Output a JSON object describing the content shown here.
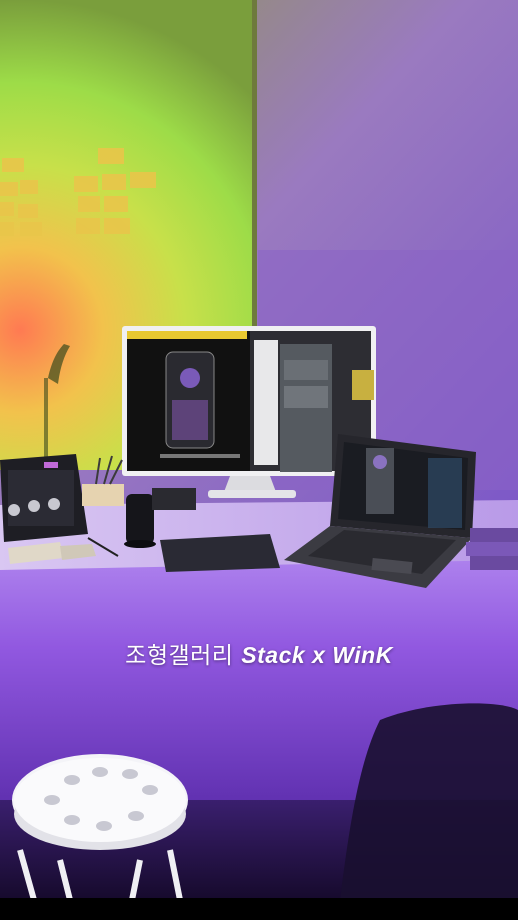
{
  "caption": {
    "korean": "조형갤러리",
    "english": "Stack x WinK"
  },
  "colors": {
    "wall_green": "#b6d640",
    "wall_purple": "#8b57d8",
    "tablecloth": "#9b63e8",
    "caption_text": "#ffffff"
  }
}
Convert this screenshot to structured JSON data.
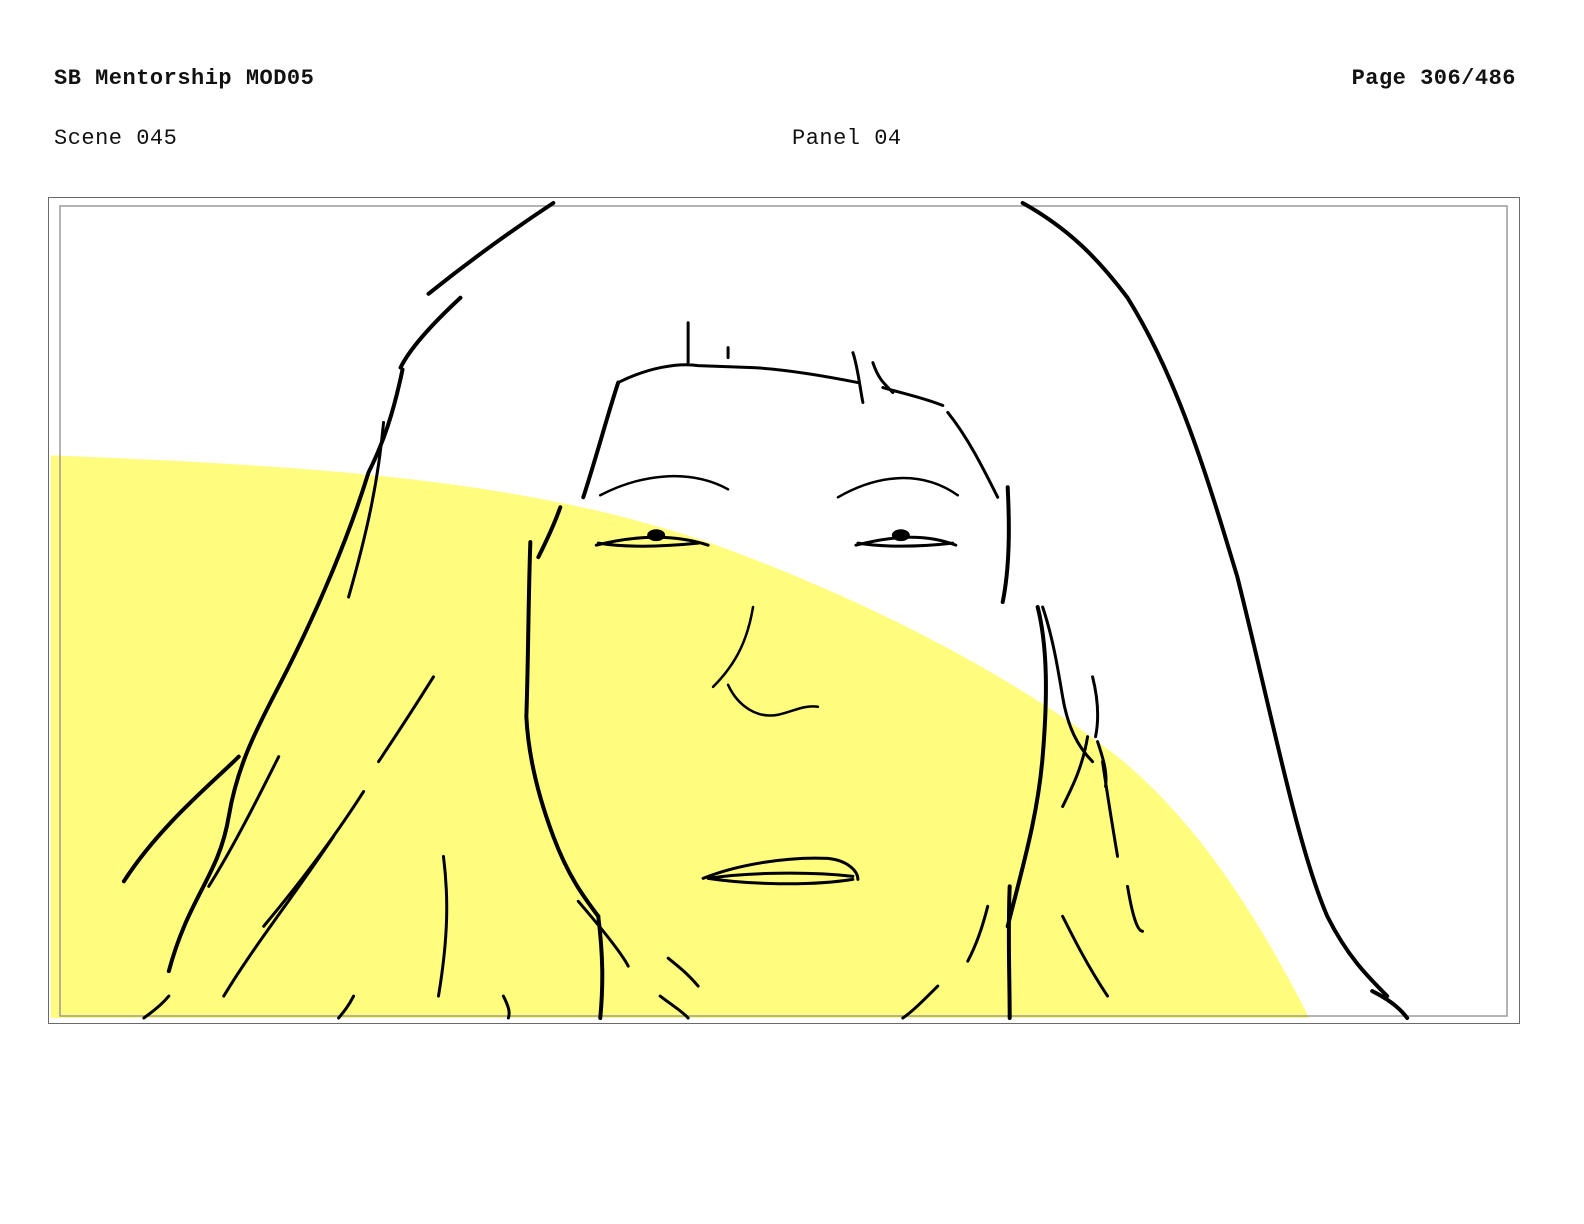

**Aim**
Restate the whole listing above exactly, except for its images.

**The completed task**
Output a JSON object describing the content shown here.
{
  "caption": {
    "korean": "조형갤러리",
    "english": "Stack x WinK"
  },
  "colors": {
    "wall_green": "#b6d640",
    "wall_purple": "#8b57d8",
    "tablecloth": "#9b63e8",
    "caption_text": "#ffffff"
  }
}
Convert this screenshot to structured JSON data.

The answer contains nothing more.